* [STATED PROBLEM]: Below are some records. Say how many of their lines include the string "ylabel", giving only the number.
* Begin THE RECORDS *
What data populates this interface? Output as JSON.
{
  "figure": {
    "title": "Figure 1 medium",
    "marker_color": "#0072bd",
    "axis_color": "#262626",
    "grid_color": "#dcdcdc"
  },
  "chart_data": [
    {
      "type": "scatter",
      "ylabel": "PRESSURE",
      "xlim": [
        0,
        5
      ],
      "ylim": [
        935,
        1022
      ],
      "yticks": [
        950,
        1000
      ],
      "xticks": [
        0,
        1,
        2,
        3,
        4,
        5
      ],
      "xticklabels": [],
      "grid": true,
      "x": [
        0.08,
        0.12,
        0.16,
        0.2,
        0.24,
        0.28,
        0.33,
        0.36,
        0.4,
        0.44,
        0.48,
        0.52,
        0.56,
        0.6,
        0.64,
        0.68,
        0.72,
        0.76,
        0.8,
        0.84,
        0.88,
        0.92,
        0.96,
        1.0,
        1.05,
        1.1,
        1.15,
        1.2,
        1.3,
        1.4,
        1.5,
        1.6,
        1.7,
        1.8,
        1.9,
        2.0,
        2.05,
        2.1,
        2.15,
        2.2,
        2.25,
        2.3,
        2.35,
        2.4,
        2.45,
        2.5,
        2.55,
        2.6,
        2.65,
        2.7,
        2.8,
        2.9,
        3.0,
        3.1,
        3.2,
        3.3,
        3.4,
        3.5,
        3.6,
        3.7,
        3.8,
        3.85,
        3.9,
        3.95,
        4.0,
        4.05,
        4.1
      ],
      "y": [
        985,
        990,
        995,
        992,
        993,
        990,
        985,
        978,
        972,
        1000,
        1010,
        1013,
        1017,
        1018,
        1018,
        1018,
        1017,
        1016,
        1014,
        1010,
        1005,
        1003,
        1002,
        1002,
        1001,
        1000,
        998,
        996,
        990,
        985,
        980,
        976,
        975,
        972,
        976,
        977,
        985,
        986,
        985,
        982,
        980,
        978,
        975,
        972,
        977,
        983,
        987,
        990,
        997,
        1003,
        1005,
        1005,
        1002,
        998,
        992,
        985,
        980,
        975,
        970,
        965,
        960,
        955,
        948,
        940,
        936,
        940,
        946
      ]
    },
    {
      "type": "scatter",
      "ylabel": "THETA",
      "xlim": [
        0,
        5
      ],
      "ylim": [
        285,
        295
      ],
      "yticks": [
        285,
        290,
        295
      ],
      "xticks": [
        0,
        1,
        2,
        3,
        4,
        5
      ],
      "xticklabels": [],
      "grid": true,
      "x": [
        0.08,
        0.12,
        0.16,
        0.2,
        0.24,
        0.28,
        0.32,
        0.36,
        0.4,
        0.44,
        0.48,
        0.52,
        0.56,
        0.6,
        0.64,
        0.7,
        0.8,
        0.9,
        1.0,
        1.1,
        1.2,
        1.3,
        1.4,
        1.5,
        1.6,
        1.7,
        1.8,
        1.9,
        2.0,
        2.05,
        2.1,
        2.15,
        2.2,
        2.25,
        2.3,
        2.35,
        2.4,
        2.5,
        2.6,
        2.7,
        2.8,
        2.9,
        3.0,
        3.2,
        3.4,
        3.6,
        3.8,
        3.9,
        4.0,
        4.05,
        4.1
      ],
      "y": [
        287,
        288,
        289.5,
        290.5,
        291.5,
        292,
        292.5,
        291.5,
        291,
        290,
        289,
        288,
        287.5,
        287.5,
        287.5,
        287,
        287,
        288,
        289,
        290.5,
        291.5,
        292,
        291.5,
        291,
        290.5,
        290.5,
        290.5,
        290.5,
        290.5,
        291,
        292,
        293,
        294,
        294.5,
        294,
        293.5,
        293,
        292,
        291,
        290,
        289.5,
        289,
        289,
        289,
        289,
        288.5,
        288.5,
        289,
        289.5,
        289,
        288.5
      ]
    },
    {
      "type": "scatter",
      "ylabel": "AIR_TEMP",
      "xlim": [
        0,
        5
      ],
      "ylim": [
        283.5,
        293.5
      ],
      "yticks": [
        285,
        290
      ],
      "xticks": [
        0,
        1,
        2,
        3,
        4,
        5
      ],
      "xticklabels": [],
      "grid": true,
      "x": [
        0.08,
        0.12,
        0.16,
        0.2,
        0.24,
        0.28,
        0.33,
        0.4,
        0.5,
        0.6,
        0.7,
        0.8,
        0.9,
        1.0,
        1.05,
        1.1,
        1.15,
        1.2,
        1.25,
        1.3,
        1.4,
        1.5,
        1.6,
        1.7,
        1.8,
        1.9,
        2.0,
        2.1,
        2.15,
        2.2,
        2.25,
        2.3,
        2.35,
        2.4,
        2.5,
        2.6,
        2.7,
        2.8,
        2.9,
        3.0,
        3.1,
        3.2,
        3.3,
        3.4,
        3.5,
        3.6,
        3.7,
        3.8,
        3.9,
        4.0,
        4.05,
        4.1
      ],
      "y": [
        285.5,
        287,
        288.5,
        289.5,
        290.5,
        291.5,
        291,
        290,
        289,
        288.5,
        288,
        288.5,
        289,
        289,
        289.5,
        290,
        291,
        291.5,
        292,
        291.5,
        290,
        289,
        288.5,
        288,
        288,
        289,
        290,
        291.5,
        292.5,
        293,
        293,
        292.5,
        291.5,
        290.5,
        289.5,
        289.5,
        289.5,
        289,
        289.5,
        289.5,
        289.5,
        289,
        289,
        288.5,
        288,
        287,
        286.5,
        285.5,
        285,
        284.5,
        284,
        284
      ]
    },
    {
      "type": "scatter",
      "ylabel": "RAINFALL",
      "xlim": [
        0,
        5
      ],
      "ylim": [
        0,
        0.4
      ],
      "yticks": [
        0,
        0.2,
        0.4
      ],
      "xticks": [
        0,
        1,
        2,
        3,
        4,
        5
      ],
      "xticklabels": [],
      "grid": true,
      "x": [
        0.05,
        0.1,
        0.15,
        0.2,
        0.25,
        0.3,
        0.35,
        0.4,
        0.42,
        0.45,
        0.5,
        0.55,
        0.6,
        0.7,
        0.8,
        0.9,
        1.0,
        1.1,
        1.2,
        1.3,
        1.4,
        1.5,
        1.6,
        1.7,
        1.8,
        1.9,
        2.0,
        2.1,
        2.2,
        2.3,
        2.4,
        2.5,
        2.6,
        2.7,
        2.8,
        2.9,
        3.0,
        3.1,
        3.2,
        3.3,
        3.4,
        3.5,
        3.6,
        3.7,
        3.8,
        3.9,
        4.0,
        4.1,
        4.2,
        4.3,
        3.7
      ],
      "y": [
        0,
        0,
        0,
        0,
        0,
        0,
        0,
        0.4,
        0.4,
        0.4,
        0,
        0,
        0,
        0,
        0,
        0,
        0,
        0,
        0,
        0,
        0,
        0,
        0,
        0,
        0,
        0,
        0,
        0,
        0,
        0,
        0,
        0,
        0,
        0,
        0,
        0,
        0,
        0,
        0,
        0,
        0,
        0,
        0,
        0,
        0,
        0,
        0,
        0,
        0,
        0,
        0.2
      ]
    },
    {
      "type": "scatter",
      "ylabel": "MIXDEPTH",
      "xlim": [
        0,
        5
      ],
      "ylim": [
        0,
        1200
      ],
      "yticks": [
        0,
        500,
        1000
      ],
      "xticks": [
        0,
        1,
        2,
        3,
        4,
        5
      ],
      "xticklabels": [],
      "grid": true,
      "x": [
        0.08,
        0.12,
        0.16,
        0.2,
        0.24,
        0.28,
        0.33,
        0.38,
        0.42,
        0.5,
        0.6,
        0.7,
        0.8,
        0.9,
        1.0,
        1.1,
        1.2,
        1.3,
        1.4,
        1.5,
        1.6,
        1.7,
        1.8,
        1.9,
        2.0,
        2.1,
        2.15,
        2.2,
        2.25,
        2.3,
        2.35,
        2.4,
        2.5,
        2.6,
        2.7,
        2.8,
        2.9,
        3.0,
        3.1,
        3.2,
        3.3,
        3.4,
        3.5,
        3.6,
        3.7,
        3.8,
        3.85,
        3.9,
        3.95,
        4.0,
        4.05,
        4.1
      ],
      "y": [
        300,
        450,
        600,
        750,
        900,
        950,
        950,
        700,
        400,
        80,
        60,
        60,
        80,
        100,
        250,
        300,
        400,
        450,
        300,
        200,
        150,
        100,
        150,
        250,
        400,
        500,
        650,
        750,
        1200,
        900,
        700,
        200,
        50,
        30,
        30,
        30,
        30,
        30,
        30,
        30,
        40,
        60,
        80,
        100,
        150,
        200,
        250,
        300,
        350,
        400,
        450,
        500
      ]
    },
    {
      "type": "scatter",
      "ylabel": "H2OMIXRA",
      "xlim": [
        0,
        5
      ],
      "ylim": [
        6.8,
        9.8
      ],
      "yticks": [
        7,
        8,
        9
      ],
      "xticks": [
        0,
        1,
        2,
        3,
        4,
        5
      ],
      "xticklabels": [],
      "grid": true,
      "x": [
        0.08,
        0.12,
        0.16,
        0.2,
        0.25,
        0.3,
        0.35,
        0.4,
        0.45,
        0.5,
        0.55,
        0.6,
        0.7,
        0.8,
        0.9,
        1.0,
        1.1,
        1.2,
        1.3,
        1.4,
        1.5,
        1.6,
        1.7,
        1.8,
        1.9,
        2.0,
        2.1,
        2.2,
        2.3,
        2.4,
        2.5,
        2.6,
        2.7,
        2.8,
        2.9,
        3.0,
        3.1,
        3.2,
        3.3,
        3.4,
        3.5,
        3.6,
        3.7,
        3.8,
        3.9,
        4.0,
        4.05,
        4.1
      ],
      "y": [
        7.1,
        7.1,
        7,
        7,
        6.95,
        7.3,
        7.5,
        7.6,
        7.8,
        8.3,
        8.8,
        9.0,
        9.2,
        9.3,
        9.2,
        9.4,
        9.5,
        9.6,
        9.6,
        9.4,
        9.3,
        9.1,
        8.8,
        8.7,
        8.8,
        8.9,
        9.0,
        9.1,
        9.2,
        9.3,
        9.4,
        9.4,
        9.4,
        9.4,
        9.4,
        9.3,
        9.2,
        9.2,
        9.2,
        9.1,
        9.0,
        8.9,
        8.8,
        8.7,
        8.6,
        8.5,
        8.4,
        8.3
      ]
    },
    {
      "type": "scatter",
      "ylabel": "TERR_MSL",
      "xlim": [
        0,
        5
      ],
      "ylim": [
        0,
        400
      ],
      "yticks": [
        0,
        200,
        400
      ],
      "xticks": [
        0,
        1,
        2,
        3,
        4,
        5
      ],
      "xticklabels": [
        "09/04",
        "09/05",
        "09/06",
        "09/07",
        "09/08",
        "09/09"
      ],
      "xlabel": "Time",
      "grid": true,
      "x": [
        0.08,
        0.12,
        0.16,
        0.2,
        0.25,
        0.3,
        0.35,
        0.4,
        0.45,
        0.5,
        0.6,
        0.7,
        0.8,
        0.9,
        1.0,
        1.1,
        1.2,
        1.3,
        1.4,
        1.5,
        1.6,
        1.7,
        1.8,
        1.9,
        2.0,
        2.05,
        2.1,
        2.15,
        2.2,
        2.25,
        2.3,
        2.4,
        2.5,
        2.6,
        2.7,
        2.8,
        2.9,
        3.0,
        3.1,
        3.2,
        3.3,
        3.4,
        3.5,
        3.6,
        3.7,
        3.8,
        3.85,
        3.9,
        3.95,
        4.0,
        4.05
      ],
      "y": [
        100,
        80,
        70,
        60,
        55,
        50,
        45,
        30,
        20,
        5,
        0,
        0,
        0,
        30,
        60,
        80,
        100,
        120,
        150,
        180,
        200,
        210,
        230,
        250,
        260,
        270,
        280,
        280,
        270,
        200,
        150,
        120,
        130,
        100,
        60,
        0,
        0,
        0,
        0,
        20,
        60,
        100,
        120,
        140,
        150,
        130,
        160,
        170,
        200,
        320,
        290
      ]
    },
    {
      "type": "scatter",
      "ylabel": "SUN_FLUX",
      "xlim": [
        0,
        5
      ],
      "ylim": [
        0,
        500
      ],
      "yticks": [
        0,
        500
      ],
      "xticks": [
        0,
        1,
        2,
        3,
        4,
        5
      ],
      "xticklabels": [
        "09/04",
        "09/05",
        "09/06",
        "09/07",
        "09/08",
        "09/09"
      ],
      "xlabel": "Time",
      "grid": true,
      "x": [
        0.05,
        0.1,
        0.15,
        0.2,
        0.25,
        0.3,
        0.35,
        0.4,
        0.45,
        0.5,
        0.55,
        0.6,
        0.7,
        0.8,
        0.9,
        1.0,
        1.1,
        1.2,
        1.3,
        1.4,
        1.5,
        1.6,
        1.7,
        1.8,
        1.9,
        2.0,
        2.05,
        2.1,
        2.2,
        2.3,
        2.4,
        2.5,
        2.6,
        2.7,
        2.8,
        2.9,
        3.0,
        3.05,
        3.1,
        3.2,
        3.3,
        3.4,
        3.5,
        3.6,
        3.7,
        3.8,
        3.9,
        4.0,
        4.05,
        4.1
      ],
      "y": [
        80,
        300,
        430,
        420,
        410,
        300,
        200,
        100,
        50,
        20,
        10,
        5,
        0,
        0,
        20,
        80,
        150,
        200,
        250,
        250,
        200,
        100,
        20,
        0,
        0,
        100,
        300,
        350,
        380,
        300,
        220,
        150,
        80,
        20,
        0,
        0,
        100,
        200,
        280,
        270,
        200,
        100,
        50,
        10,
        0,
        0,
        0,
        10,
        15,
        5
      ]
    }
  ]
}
* End THE RECORDS *
* [EXERCISE OUTPUT]: 8